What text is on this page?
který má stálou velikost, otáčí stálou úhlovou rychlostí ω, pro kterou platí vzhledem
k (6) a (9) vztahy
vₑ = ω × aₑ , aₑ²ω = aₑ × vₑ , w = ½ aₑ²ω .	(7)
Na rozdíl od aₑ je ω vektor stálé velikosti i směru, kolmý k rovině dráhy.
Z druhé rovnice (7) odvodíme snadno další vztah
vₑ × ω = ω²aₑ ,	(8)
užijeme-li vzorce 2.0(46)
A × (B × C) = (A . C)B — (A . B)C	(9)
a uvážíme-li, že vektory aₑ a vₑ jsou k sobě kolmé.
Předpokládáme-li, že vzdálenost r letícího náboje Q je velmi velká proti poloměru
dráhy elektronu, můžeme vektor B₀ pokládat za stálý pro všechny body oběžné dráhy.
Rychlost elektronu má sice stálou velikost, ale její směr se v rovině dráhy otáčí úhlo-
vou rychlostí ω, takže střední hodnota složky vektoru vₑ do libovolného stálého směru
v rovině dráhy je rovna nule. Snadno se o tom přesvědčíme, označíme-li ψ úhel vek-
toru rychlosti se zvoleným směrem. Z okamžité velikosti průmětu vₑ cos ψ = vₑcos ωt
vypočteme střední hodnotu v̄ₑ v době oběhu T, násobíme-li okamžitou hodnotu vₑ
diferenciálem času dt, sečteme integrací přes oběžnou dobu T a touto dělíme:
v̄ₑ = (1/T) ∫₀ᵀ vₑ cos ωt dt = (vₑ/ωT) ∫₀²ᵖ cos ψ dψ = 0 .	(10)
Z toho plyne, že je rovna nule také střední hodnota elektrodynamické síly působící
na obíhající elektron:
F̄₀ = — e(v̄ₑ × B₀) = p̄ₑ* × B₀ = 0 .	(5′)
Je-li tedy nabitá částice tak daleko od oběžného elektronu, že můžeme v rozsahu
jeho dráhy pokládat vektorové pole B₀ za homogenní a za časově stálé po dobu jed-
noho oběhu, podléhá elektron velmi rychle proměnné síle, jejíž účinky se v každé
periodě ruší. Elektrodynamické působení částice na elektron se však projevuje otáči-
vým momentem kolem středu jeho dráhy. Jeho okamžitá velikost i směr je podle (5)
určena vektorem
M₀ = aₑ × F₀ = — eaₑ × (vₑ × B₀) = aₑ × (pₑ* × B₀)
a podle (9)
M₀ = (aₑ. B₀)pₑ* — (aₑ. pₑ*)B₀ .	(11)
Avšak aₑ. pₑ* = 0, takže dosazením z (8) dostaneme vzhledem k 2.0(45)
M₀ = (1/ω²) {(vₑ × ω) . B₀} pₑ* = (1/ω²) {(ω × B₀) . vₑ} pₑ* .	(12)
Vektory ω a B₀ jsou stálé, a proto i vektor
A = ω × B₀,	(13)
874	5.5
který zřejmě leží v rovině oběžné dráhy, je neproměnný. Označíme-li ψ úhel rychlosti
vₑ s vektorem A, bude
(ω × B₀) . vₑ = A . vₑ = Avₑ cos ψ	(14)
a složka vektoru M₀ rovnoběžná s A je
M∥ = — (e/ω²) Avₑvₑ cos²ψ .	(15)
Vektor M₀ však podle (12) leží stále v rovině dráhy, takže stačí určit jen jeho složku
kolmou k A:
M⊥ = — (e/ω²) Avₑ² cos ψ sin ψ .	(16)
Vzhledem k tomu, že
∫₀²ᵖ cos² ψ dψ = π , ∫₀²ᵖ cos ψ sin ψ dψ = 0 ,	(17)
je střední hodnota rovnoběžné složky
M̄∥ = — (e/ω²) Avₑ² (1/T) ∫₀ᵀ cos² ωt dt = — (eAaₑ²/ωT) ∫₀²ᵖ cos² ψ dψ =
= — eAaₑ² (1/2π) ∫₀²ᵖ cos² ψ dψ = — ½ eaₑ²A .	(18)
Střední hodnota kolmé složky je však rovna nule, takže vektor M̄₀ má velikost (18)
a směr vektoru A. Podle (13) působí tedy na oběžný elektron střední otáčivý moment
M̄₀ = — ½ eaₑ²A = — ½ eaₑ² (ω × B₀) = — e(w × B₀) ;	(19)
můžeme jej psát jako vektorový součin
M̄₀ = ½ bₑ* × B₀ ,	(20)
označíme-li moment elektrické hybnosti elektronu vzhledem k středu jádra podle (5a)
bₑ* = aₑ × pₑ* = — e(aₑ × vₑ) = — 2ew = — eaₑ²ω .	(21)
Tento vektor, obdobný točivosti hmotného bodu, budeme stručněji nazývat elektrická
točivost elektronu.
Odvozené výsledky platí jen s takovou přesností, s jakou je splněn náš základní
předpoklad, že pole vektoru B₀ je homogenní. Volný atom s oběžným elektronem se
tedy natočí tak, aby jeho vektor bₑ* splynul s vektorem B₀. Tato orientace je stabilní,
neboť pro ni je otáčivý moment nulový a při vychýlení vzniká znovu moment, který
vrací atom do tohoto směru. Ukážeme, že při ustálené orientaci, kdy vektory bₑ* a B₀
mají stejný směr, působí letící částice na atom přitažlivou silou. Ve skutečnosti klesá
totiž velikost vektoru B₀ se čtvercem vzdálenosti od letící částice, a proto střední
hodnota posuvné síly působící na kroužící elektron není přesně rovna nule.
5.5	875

**What is asked:**
List each line holding the string "rovna".

**The output:**
v rovině dráhy je rovna nule. Snadno se o tom přesvědčíme, označíme-li ψ úhel vek-
Z toho plyne, že je rovna nule také střední hodnota elektrodynamické síly působící
Střední hodnota kolmé složky je však rovna nule, takže vektor M̄₀ má velikost (18)
hodnota posuvné síly působící na kroužící elektron není přesně rovna nule.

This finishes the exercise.